Exercise details. Reproduce the complete listing without any deviation.

:: Record excerpts ::

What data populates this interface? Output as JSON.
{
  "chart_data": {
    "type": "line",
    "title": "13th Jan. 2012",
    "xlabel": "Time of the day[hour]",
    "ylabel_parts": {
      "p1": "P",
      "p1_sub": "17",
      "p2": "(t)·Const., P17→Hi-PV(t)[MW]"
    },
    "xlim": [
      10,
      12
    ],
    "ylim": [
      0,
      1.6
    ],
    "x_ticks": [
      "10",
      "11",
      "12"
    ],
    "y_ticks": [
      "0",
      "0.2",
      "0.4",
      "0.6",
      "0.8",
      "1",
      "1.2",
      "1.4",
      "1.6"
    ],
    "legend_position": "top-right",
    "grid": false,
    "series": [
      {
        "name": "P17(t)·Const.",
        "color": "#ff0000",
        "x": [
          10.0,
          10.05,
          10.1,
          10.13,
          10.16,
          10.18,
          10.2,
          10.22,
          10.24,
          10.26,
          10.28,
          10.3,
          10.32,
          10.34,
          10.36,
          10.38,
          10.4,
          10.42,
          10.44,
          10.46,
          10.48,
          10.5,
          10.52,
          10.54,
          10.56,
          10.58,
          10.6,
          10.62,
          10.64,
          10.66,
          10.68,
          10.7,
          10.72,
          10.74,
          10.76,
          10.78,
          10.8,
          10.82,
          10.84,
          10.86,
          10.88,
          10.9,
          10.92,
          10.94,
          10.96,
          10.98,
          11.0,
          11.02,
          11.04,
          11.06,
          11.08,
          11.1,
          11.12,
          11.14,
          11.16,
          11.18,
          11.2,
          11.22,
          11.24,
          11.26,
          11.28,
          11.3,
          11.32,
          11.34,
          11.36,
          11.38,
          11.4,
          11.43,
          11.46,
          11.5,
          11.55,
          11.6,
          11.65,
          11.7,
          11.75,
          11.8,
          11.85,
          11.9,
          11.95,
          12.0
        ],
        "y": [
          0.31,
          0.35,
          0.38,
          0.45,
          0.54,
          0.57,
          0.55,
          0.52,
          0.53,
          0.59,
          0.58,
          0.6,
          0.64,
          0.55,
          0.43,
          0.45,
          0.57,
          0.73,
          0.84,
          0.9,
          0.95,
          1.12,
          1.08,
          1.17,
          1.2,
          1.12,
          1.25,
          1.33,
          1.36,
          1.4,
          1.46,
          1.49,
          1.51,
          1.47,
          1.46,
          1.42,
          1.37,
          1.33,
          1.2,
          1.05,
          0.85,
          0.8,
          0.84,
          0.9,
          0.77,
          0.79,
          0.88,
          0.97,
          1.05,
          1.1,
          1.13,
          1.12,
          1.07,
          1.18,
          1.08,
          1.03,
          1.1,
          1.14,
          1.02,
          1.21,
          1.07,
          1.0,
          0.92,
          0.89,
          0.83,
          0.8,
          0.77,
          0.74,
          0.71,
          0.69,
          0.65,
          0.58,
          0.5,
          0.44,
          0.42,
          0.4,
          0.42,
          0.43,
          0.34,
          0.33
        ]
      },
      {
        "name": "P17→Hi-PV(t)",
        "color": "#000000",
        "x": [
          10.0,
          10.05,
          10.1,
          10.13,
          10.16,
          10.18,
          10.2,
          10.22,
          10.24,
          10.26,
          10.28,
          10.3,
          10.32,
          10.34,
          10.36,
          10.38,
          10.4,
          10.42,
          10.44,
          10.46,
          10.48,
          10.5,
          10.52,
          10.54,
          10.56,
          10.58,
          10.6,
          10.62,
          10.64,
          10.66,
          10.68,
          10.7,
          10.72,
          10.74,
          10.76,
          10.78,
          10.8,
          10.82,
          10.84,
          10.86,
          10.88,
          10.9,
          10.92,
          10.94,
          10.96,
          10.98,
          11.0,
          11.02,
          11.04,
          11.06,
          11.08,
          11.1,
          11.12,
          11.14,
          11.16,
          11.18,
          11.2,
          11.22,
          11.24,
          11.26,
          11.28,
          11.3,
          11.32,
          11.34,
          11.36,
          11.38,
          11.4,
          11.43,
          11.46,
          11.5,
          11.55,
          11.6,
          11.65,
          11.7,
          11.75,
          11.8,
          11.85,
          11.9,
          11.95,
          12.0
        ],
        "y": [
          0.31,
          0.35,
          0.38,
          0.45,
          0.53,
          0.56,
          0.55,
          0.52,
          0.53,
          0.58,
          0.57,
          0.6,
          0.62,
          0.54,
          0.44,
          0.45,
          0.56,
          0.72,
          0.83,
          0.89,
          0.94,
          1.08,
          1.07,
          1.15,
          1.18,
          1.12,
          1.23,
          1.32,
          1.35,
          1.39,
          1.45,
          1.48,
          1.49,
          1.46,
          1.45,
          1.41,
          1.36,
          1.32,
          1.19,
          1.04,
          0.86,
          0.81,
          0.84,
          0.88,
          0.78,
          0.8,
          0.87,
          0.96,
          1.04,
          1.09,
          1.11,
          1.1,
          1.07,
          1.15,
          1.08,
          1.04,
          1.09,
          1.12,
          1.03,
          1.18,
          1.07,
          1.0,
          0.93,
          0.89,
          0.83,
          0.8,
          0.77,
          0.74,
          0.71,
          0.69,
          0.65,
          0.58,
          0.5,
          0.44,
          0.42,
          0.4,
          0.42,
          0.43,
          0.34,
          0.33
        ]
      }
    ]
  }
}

:::

Exercise answer.
What data populates this interface? Output as JSON.
{
  "chart_data": {
    "type": "line",
    "title": "13th Jan. 2012",
    "xlabel": "Time of the day[hour]",
    "ylabel_parts": {
      "p1": "P",
      "p1_sub": "17",
      "p2": "(t)·Const., P17→Hi-PV(t)[MW]"
    },
    "xlim": [
      10,
      12
    ],
    "ylim": [
      0,
      1.6
    ],
    "x_ticks": [
      "10",
      "11",
      "12"
    ],
    "y_ticks": [
      "0",
      "0.2",
      "0.4",
      "0.6",
      "0.8",
      "1",
      "1.2",
      "1.4",
      "1.6"
    ],
    "legend_position": "top-right",
    "grid": false,
    "series": [
      {
        "name": "P17(t)·Const.",
        "color": "#ff0000",
        "x": [
          10.0,
          10.05,
          10.1,
          10.13,
          10.16,
          10.18,
          10.2,
          10.22,
          10.24,
          10.26,
          10.28,
          10.3,
          10.32,
          10.34,
          10.36,
          10.38,
          10.4,
          10.42,
          10.44,
          10.46,
          10.48,
          10.5,
          10.52,
          10.54,
          10.56,
          10.58,
          10.6,
          10.62,
          10.64,
          10.66,
          10.68,
          10.7,
          10.72,
          10.74,
          10.76,
          10.78,
          10.8,
          10.82,
          10.84,
          10.86,
          10.88,
          10.9,
          10.92,
          10.94,
          10.96,
          10.98,
          11.0,
          11.02,
          11.04,
          11.06,
          11.08,
          11.1,
          11.12,
          11.14,
          11.16,
          11.18,
          11.2,
          11.22,
          11.24,
          11.26,
          11.28,
          11.3,
          11.32,
          11.34,
          11.36,
          11.38,
          11.4,
          11.43,
          11.46,
          11.5,
          11.55,
          11.6,
          11.65,
          11.7,
          11.75,
          11.8,
          11.85,
          11.9,
          11.95,
          12.0
        ],
        "y": [
          0.31,
          0.35,
          0.38,
          0.45,
          0.54,
          0.57,
          0.55,
          0.52,
          0.53,
          0.59,
          0.58,
          0.6,
          0.64,
          0.55,
          0.43,
          0.45,
          0.57,
          0.73,
          0.84,
          0.9,
          0.95,
          1.12,
          1.08,
          1.17,
          1.2,
          1.12,
          1.25,
          1.33,
          1.36,
          1.4,
          1.46,
          1.49,
          1.51,
          1.47,
          1.46,
          1.42,
          1.37,
          1.33,
          1.2,
          1.05,
          0.85,
          0.8,
          0.84,
          0.9,
          0.77,
          0.79,
          0.88,
          0.97,
          1.05,
          1.1,
          1.13,
          1.12,
          1.07,
          1.18,
          1.08,
          1.03,
          1.1,
          1.14,
          1.02,
          1.21,
          1.07,
          1.0,
          0.92,
          0.89,
          0.83,
          0.8,
          0.77,
          0.74,
          0.71,
          0.69,
          0.65,
          0.58,
          0.5,
          0.44,
          0.42,
          0.4,
          0.42,
          0.43,
          0.34,
          0.33
        ]
      },
      {
        "name": "P17→Hi-PV(t)",
        "color": "#000000",
        "x": [
          10.0,
          10.05,
          10.1,
          10.13,
          10.16,
          10.18,
          10.2,
          10.22,
          10.24,
          10.26,
          10.28,
          10.3,
          10.32,
          10.34,
          10.36,
          10.38,
          10.4,
          10.42,
          10.44,
          10.46,
          10.48,
          10.5,
          10.52,
          10.54,
          10.56,
          10.58,
          10.6,
          10.62,
          10.64,
          10.66,
          10.68,
          10.7,
          10.72,
          10.74,
          10.76,
          10.78,
          10.8,
          10.82,
          10.84,
          10.86,
          10.88,
          10.9,
          10.92,
          10.94,
          10.96,
          10.98,
          11.0,
          11.02,
          11.04,
          11.06,
          11.08,
          11.1,
          11.12,
          11.14,
          11.16,
          11.18,
          11.2,
          11.22,
          11.24,
          11.26,
          11.28,
          11.3,
          11.32,
          11.34,
          11.36,
          11.38,
          11.4,
          11.43,
          11.46,
          11.5,
          11.55,
          11.6,
          11.65,
          11.7,
          11.75,
          11.8,
          11.85,
          11.9,
          11.95,
          12.0
        ],
        "y": [
          0.31,
          0.35,
          0.38,
          0.45,
          0.53,
          0.56,
          0.55,
          0.52,
          0.53,
          0.58,
          0.57,
          0.6,
          0.62,
          0.54,
          0.44,
          0.45,
          0.56,
          0.72,
          0.83,
          0.89,
          0.94,
          1.08,
          1.07,
          1.15,
          1.18,
          1.12,
          1.23,
          1.32,
          1.35,
          1.39,
          1.45,
          1.48,
          1.49,
          1.46,
          1.45,
          1.41,
          1.36,
          1.32,
          1.19,
          1.04,
          0.86,
          0.81,
          0.84,
          0.88,
          0.78,
          0.8,
          0.87,
          0.96,
          1.04,
          1.09,
          1.11,
          1.1,
          1.07,
          1.15,
          1.08,
          1.04,
          1.09,
          1.12,
          1.03,
          1.18,
          1.07,
          1.0,
          0.93,
          0.89,
          0.83,
          0.8,
          0.77,
          0.74,
          0.71,
          0.69,
          0.65,
          0.58,
          0.5,
          0.44,
          0.42,
          0.4,
          0.42,
          0.43,
          0.34,
          0.33
        ]
      }
    ]
  }
}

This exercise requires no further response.